• **Direction**:
Search the listing for "describing" and copy every line where it appears.

• **Input records**:
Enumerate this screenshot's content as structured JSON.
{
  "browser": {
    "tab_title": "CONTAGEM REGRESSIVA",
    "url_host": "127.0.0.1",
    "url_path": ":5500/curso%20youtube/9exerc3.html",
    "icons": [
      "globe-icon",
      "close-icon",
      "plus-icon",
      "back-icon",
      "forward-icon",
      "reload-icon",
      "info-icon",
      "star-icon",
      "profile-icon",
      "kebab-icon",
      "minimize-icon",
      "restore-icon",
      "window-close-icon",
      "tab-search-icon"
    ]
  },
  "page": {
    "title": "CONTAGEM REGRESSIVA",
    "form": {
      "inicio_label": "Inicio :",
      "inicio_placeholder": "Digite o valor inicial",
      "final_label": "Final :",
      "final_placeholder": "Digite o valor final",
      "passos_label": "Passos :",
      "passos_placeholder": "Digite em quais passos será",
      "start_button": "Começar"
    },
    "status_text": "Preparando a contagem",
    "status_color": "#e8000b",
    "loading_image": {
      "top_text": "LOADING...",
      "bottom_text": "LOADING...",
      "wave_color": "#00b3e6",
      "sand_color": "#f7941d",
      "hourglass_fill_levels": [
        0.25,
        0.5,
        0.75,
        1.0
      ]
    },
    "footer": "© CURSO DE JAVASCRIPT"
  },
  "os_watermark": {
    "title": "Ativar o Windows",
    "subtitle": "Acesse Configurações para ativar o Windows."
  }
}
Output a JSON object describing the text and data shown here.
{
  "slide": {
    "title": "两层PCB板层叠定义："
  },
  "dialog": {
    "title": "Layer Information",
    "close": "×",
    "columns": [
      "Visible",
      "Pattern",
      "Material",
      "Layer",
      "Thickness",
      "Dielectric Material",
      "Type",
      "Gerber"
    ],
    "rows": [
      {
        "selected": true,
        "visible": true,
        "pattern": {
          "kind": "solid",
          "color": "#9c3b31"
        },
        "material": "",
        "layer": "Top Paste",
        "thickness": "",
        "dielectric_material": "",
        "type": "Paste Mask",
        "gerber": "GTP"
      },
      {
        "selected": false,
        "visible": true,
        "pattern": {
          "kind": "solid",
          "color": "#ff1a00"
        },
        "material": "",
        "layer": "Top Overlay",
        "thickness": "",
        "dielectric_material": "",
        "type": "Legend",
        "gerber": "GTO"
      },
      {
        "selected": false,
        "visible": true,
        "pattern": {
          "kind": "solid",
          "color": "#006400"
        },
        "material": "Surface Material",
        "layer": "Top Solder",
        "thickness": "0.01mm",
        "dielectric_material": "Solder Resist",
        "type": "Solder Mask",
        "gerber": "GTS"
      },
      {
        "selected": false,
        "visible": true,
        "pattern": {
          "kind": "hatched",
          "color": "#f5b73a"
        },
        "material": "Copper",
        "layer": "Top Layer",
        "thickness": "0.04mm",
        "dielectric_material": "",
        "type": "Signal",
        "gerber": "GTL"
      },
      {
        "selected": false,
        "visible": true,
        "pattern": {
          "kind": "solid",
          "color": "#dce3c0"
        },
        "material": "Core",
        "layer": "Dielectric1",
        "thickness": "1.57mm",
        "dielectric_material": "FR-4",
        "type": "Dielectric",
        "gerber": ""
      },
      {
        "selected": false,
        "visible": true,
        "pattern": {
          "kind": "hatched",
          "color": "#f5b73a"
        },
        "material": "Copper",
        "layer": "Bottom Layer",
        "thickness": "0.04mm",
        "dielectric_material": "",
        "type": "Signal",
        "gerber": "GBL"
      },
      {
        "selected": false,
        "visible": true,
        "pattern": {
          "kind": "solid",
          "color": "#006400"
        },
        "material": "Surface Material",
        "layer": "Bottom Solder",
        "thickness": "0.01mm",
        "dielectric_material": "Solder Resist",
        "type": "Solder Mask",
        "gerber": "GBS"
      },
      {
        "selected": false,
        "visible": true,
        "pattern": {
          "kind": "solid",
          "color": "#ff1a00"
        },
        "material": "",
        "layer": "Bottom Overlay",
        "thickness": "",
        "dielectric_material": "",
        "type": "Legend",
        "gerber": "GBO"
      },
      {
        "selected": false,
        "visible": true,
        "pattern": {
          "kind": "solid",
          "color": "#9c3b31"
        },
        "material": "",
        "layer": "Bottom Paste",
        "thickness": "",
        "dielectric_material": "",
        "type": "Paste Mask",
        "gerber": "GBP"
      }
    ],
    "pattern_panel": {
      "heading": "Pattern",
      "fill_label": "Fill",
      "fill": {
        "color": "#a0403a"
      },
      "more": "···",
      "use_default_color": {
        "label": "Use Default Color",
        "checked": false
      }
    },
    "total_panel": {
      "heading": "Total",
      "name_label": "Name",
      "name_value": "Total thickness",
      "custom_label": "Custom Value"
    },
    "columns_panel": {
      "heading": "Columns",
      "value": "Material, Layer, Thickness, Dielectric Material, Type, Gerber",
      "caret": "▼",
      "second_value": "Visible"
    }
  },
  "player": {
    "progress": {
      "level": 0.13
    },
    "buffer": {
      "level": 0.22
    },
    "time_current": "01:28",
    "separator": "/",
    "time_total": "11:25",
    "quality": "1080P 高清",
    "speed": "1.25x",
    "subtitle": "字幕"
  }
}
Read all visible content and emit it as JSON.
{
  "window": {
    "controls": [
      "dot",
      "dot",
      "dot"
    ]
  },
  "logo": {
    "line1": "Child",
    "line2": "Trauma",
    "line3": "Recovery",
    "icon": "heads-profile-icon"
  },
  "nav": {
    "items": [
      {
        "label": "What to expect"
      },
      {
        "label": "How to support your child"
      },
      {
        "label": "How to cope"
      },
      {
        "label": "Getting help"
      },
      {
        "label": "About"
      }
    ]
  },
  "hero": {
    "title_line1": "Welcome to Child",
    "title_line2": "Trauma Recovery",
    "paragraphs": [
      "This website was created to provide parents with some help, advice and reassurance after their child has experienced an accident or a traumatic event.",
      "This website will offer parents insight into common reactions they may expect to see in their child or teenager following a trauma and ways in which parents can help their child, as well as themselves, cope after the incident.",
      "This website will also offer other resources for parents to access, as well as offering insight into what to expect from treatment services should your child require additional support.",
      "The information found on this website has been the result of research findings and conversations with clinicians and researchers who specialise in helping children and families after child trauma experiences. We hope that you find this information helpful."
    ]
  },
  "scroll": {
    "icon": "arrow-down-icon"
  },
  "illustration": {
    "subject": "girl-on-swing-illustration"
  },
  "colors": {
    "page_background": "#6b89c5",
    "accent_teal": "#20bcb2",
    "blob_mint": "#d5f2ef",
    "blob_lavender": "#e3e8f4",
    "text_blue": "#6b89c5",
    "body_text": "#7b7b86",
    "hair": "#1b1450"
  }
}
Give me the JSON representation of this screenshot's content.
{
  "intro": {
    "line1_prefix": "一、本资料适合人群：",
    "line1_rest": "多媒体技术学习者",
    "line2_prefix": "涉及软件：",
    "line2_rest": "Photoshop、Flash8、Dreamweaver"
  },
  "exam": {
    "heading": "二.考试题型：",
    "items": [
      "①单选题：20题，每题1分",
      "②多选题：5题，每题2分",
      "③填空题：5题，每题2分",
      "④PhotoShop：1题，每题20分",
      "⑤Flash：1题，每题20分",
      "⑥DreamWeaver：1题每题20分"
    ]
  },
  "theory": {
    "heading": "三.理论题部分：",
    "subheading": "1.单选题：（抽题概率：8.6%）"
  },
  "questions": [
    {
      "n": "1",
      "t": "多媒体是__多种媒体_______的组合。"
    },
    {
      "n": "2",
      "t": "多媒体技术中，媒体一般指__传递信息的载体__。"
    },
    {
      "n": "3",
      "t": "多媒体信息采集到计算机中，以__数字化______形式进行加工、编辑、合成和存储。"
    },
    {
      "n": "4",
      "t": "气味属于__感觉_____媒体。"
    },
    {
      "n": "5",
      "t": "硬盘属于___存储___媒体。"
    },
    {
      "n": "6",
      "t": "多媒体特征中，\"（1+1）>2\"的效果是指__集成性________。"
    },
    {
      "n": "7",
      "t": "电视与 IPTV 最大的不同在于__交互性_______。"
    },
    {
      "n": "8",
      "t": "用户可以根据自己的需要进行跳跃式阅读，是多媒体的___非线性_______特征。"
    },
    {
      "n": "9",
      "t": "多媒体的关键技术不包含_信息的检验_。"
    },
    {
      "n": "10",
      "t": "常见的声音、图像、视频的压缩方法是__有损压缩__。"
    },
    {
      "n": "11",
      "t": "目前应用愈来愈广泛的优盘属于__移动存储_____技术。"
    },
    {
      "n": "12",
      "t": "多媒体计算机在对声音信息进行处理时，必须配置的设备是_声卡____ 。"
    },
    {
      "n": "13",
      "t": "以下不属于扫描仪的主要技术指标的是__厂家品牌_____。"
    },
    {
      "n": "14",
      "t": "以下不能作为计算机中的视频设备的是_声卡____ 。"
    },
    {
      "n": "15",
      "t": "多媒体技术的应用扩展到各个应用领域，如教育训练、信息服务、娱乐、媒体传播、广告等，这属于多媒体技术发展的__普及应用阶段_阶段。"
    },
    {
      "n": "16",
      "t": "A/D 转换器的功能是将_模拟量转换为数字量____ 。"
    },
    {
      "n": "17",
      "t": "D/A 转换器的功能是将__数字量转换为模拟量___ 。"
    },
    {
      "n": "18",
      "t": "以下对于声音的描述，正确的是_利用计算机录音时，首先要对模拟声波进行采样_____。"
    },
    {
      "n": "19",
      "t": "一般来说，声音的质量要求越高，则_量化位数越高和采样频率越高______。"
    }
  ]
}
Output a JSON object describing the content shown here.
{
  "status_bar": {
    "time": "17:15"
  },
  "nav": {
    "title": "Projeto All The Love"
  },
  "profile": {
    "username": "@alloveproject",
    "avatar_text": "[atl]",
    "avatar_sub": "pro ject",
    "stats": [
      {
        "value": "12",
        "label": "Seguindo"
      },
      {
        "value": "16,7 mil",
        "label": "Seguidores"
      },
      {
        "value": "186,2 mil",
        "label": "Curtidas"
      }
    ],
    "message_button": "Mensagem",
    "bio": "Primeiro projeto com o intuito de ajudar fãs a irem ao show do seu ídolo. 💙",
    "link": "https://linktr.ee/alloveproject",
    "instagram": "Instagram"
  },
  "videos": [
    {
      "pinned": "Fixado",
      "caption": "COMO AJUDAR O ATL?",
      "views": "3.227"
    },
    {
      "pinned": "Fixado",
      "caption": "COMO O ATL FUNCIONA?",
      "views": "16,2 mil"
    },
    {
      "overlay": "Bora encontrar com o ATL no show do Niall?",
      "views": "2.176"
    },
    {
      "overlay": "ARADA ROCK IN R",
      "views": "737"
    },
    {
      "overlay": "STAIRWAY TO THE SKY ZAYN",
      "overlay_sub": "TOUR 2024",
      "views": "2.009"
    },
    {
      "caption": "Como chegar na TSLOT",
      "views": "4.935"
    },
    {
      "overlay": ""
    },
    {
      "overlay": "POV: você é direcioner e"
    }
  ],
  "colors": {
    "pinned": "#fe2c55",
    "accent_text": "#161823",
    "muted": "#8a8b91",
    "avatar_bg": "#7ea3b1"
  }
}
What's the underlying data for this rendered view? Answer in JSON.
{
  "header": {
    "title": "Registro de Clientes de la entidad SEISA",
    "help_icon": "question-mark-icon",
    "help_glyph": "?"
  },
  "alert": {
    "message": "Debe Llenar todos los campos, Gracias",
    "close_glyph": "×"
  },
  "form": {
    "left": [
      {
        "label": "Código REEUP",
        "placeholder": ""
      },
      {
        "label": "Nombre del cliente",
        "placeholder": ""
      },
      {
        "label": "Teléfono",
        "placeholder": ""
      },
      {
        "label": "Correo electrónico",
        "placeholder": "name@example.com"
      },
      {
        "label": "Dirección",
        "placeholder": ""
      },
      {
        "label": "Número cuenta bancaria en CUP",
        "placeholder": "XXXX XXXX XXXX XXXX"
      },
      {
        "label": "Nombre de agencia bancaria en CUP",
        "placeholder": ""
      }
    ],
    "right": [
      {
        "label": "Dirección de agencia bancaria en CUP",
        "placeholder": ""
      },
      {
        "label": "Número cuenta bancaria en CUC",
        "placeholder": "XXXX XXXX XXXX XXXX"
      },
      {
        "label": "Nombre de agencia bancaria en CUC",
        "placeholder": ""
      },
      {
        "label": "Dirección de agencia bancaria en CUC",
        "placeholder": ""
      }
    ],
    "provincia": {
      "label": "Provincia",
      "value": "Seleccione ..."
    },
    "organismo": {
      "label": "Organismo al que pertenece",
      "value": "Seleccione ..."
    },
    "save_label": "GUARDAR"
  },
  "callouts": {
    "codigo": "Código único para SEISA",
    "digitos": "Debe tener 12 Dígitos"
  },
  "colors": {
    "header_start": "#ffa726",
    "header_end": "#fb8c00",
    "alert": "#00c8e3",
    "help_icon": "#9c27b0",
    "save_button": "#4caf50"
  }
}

• **Exercise solution**:
Output a JSON object describing the text and data shown here.
Output a JSON object describing the content shown here.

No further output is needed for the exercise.